What this task involves = Transcribe the records that follow, preserving every word.

═══ Given records

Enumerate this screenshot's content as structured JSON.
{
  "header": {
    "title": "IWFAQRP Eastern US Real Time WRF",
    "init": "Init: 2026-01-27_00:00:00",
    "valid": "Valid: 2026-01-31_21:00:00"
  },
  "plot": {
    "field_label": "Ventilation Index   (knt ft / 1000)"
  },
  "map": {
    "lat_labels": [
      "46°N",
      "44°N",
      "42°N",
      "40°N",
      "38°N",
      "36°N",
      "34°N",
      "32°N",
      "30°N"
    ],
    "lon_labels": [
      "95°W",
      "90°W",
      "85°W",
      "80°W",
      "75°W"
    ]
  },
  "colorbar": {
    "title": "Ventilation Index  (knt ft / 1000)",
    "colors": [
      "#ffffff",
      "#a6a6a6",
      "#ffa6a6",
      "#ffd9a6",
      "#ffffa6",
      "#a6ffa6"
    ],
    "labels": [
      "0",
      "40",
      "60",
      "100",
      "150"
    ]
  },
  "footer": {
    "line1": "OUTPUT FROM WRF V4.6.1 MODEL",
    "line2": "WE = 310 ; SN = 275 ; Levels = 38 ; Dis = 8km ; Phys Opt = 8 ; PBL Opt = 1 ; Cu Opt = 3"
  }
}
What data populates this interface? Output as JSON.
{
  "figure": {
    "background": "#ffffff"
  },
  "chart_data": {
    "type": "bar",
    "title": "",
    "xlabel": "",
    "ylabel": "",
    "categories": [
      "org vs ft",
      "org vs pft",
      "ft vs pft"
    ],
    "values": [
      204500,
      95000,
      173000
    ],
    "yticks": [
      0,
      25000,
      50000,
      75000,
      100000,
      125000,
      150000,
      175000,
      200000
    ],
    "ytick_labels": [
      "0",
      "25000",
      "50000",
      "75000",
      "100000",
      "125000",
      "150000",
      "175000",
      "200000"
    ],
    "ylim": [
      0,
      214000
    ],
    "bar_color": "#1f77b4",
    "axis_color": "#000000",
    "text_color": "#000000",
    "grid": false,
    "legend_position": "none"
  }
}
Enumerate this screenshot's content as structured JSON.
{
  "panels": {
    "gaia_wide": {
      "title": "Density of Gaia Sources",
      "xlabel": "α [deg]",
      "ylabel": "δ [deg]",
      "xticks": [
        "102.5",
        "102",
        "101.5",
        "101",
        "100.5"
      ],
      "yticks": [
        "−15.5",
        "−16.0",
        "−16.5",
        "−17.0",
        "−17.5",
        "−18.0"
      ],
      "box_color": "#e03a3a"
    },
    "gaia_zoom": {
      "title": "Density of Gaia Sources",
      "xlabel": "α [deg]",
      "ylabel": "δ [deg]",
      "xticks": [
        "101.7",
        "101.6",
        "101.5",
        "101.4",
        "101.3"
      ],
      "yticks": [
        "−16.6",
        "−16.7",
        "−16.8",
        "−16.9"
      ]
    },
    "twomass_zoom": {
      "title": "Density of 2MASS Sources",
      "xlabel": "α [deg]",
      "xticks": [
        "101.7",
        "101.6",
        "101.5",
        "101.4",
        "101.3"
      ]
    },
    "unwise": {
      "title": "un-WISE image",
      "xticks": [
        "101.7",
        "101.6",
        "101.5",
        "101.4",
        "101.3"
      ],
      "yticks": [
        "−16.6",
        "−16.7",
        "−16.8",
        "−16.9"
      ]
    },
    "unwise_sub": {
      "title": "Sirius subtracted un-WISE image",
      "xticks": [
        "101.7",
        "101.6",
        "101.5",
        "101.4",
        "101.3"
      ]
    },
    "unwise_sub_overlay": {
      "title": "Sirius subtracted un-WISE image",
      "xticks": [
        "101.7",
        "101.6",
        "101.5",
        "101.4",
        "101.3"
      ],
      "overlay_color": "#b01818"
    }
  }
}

══════

Finished exercise =
Enumerate this screenshot's content as structured JSON.
{
  "header": {
    "title": "IWFAQRP Eastern US Real Time WRF",
    "init": "Init: 2026-01-27_00:00:00",
    "valid": "Valid: 2026-01-31_21:00:00"
  },
  "plot": {
    "field_label": "Ventilation Index   (knt ft / 1000)"
  },
  "map": {
    "lat_labels": [
      "46°N",
      "44°N",
      "42°N",
      "40°N",
      "38°N",
      "36°N",
      "34°N",
      "32°N",
      "30°N"
    ],
    "lon_labels": [
      "95°W",
      "90°W",
      "85°W",
      "80°W",
      "75°W"
    ]
  },
  "colorbar": {
    "title": "Ventilation Index  (knt ft / 1000)",
    "colors": [
      "#ffffff",
      "#a6a6a6",
      "#ffa6a6",
      "#ffd9a6",
      "#ffffa6",
      "#a6ffa6"
    ],
    "labels": [
      "0",
      "40",
      "60",
      "100",
      "150"
    ]
  },
  "footer": {
    "line1": "OUTPUT FROM WRF V4.6.1 MODEL",
    "line2": "WE = 310 ; SN = 275 ; Levels = 38 ; Dis = 8km ; Phys Opt = 8 ; PBL Opt = 1 ; Cu Opt = 3"
  }
}
What data populates this interface? Output as JSON.
{
  "figure": {
    "background": "#ffffff"
  },
  "chart_data": {
    "type": "bar",
    "title": "",
    "xlabel": "",
    "ylabel": "",
    "categories": [
      "org vs ft",
      "org vs pft",
      "ft vs pft"
    ],
    "values": [
      204500,
      95000,
      173000
    ],
    "yticks": [
      0,
      25000,
      50000,
      75000,
      100000,
      125000,
      150000,
      175000,
      200000
    ],
    "ytick_labels": [
      "0",
      "25000",
      "50000",
      "75000",
      "100000",
      "125000",
      "150000",
      "175000",
      "200000"
    ],
    "ylim": [
      0,
      214000
    ],
    "bar_color": "#1f77b4",
    "axis_color": "#000000",
    "text_color": "#000000",
    "grid": false,
    "legend_position": "none"
  }
}
Enumerate this screenshot's content as structured JSON.
{
  "panels": {
    "gaia_wide": {
      "title": "Density of Gaia Sources",
      "xlabel": "α [deg]",
      "ylabel": "δ [deg]",
      "xticks": [
        "102.5",
        "102",
        "101.5",
        "101",
        "100.5"
      ],
      "yticks": [
        "−15.5",
        "−16.0",
        "−16.5",
        "−17.0",
        "−17.5",
        "−18.0"
      ],
      "box_color": "#e03a3a"
    },
    "gaia_zoom": {
      "title": "Density of Gaia Sources",
      "xlabel": "α [deg]",
      "ylabel": "δ [deg]",
      "xticks": [
        "101.7",
        "101.6",
        "101.5",
        "101.4",
        "101.3"
      ],
      "yticks": [
        "−16.6",
        "−16.7",
        "−16.8",
        "−16.9"
      ]
    },
    "twomass_zoom": {
      "title": "Density of 2MASS Sources",
      "xlabel": "α [deg]",
      "xticks": [
        "101.7",
        "101.6",
        "101.5",
        "101.4",
        "101.3"
      ]
    },
    "unwise": {
      "title": "un-WISE image",
      "xticks": [
        "101.7",
        "101.6",
        "101.5",
        "101.4",
        "101.3"
      ],
      "yticks": [
        "−16.6",
        "−16.7",
        "−16.8",
        "−16.9"
      ]
    },
    "unwise_sub": {
      "title": "Sirius subtracted un-WISE image",
      "xticks": [
        "101.7",
        "101.6",
        "101.5",
        "101.4",
        "101.3"
      ]
    },
    "unwise_sub_overlay": {
      "title": "Sirius subtracted un-WISE image",
      "xticks": [
        "101.7",
        "101.6",
        "101.5",
        "101.4",
        "101.3"
      ],
      "overlay_color": "#b01818"
    }
  }
}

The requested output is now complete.